- [Requirements] Pick out every line with the word "moving" and copy it.
****************
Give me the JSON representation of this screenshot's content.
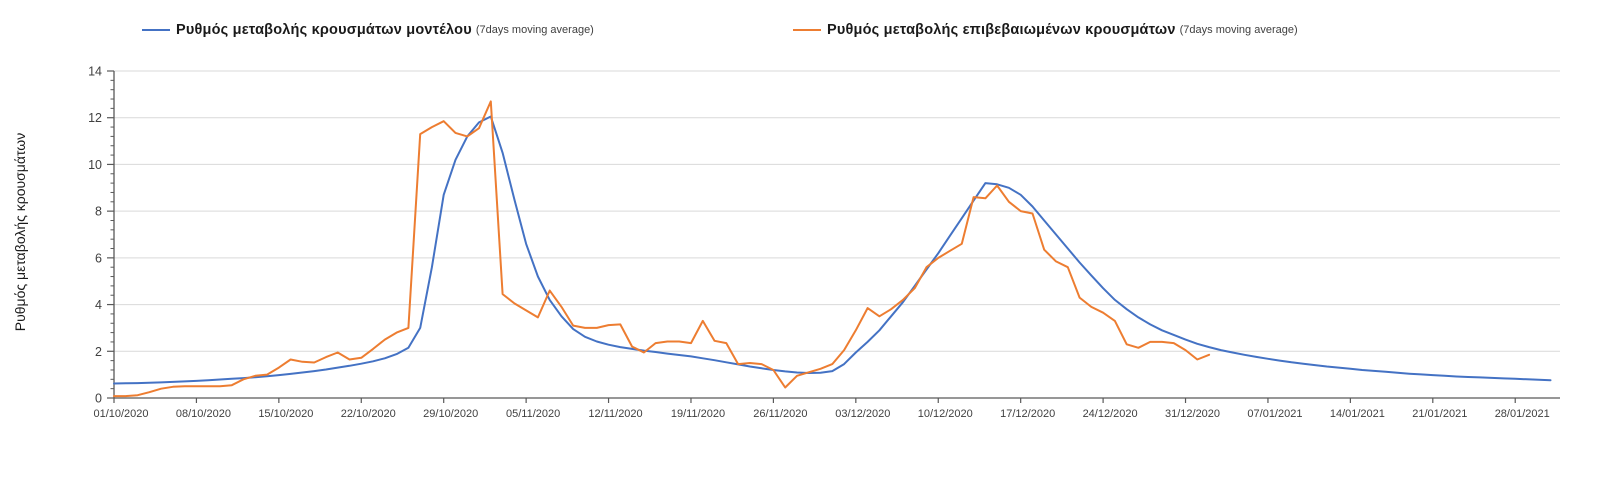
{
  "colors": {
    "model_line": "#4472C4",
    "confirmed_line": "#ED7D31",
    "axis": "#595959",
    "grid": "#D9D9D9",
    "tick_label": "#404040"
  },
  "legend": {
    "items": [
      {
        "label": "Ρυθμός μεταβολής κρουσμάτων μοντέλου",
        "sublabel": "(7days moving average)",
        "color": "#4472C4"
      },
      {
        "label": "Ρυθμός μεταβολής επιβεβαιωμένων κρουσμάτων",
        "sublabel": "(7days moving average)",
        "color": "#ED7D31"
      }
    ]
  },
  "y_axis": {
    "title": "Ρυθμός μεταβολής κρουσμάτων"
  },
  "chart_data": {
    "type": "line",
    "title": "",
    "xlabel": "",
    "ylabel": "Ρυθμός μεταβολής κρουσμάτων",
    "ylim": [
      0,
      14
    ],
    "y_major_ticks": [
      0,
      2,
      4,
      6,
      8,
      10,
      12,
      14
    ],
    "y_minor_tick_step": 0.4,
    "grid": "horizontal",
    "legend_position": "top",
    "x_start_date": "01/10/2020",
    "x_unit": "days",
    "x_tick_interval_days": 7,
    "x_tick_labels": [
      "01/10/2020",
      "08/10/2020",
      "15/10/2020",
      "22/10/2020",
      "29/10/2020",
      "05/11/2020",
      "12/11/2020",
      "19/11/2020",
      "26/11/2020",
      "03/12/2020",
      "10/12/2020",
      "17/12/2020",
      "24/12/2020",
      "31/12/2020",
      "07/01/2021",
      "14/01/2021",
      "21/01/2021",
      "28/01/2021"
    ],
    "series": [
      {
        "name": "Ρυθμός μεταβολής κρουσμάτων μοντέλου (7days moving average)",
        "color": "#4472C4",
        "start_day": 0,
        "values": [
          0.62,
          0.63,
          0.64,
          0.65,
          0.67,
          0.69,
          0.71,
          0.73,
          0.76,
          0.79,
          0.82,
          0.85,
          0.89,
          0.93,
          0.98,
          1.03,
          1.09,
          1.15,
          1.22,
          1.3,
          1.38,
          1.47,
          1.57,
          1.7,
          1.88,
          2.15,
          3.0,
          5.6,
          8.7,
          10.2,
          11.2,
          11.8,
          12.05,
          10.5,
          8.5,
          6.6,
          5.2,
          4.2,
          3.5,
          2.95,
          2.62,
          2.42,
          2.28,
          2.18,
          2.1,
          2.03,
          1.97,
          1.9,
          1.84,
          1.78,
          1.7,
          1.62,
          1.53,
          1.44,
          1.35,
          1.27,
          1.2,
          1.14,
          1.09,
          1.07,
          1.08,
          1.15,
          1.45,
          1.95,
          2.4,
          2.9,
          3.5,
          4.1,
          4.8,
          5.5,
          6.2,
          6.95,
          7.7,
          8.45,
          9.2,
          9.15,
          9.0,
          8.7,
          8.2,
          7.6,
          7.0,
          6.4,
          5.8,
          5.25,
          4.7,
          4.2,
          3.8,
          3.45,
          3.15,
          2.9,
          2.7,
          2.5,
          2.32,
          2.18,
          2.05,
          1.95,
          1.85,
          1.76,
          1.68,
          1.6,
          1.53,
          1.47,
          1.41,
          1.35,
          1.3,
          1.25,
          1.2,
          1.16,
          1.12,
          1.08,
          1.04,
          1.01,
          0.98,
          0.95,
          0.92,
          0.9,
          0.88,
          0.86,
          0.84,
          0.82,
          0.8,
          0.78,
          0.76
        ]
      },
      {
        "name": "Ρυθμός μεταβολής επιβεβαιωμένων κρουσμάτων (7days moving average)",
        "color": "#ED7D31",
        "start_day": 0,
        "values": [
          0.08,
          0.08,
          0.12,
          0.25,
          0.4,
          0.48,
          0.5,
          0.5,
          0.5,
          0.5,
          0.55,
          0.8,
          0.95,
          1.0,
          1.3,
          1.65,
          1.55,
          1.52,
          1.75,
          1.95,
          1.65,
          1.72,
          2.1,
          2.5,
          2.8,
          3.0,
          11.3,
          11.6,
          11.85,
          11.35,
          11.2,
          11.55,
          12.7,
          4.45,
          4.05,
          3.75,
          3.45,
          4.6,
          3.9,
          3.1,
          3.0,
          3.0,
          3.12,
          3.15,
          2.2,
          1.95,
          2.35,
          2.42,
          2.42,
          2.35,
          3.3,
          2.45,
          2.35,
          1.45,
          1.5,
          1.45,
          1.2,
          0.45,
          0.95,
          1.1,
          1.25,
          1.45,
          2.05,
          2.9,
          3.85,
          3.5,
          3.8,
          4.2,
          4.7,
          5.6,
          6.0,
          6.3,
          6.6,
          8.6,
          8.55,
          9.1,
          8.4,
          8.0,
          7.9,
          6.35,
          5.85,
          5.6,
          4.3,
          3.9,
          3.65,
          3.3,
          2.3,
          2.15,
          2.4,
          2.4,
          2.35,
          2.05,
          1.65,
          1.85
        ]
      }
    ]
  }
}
****************
- [Solution to the exercise]
        "sublabel": "(7days moving average)",
        "sublabel": "(7days moving average)",
        "name": "Ρυθμός μεταβολής κρουσμάτων μοντέλου (7days moving average)",
        "name": "Ρυθμός μεταβολής επιβεβαιωμένων κρουσμάτων (7days moving average)",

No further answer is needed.